[JOB]
Exclude the pictures and retype the entries as written.

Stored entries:
☆ ☆ ☆

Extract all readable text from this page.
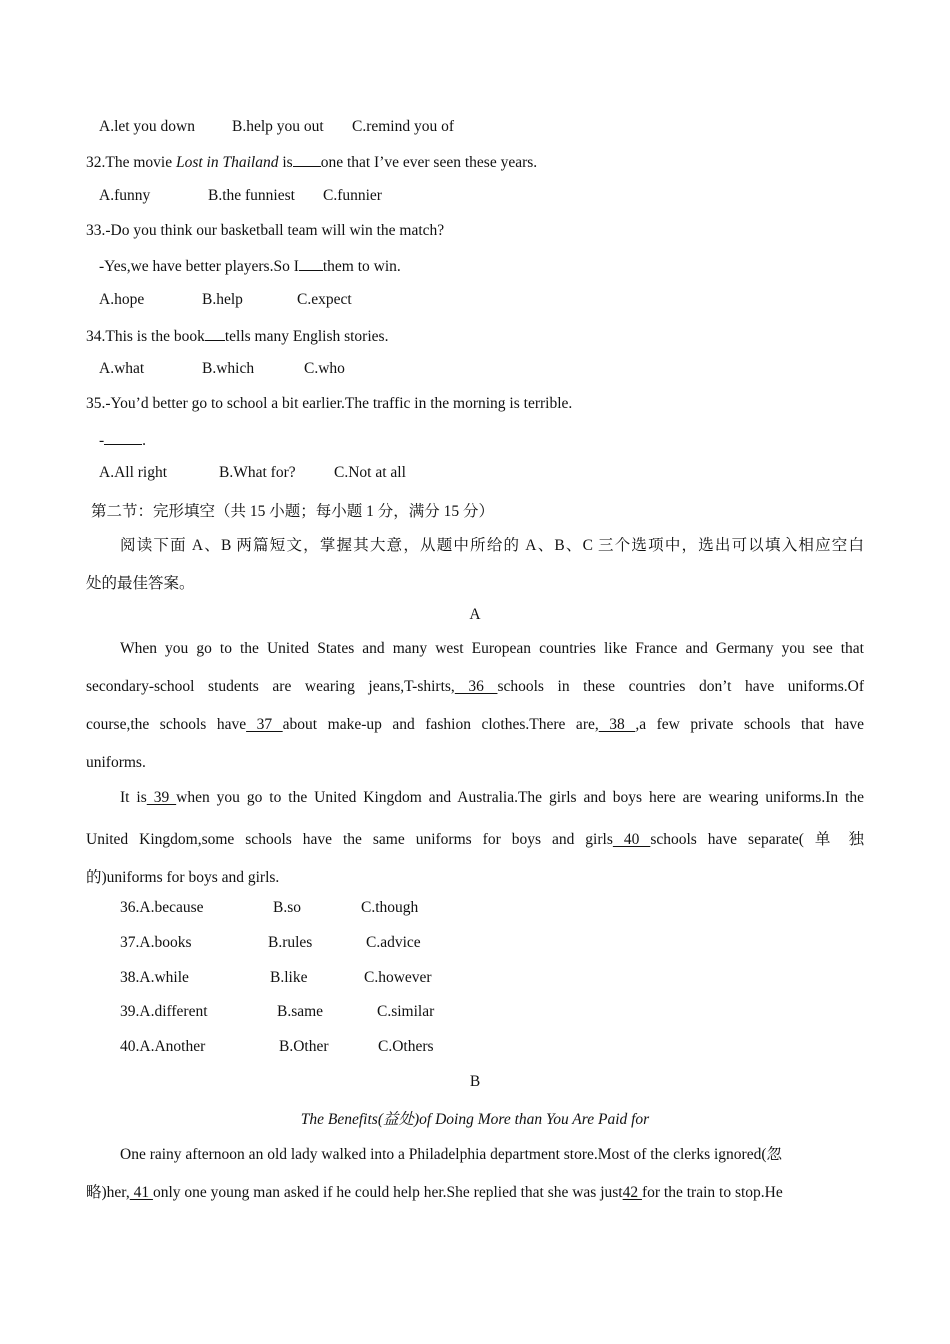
A.let you down B.help you out C.remind you of
32.The movie Lost in Thailand is one that I’ve ever seen these years.
A.funny	B.the funniest C.funnier
33.-Do you think our basketball team will win the match?
-Yes,we have better players.So I them to win.
A.hope	B.help	C.expect
34.This is the book tells many English stories.
A.what	B.which	C.who
35.-You’d better go to school a bit earlier.The traffic in the morning is terrible.
- .
A.All right	B.What for? C.Not at all
第二节：完形填空（共 15 小题；每小题 1 分，满分 15 分）
阅读下面 A、B 两篇短文，掌握其大意，从题中所给的 A、B、C 三个选项中，选出可以填入相应空白
处的最佳答案。
A
When you go to the United States and many west European countries like France and Germany you see that
secondary-school students are wearing jeans,T-shirts, 36 schools in these countries don’t have uniforms.Of
course,the schools have 37 about make-up and fashion clothes.There are, 38 ,a few private schools that have
uniforms.
It is 39 when you go to the United Kingdom and Australia.The girls and boys here are wearing uniforms.In the
United Kingdom,some schools have the same uniforms for boys and girls 40 schools have separate( 单 独
的)uniforms for boys and girls.
36.A.because	B.so	C.though
37.A.books	B.rules	C.advice
38.A.while	B.like	C.however
39.A.different	B.same	C.similar
40.A.Another	B.Other	C.Others
B
The Benefits(益处)of Doing More than You Are Paid for
One rainy afternoon an old lady walked into a Philadelphia department store.Most of the clerks ignored(忽
略)her, 41 only one young man asked if he could help her.She replied that she was just42 for the train to stop.He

☆ ☆ ☆

[ANSWER IN FULL]
Extract all readable text from this page.
A.let you down B.help you out C.remind you of
32.The movie Lost in Thailand is one that I’ve ever seen these years.
A.funny	B.the funniest C.funnier
33.-Do you think our basketball team will win the match?
-Yes,we have better players.So I them to win.
A.hope	B.help	C.expect
34.This is the book tells many English stories.
A.what	B.which	C.who
35.-You’d better go to school a bit earlier.The traffic in the morning is terrible.
- .
A.All right	B.What for? C.Not at all
第二节：完形填空（共 15 小题；每小题 1 分，满分 15 分）
阅读下面 A、B 两篇短文，掌握其大意，从题中所给的 A、B、C 三个选项中，选出可以填入相应空白
处的最佳答案。
A
When you go to the United States and many west European countries like France and Germany you see that
secondary-school students are wearing jeans,T-shirts, 36 schools in these countries don’t have uniforms.Of
course,the schools have 37 about make-up and fashion clothes.There are, 38 ,a few private schools that have
uniforms.
It is 39 when you go to the United Kingdom and Australia.The girls and boys here are wearing uniforms.In the
United Kingdom,some schools have the same uniforms for boys and girls 40 schools have separate( 单 独
的)uniforms for boys and girls.
36.A.because	B.so	C.though
37.A.books	B.rules	C.advice
38.A.while	B.like	C.however
39.A.different	B.same	C.similar
40.A.Another	B.Other	C.Others
B
The Benefits(益处)of Doing More than You Are Paid for
One rainy afternoon an old lady walked into a Philadelphia department store.Most of the clerks ignored(忽
略)her, 41 only one young man asked if he could help her.She replied that she was just42 for the train to stop.He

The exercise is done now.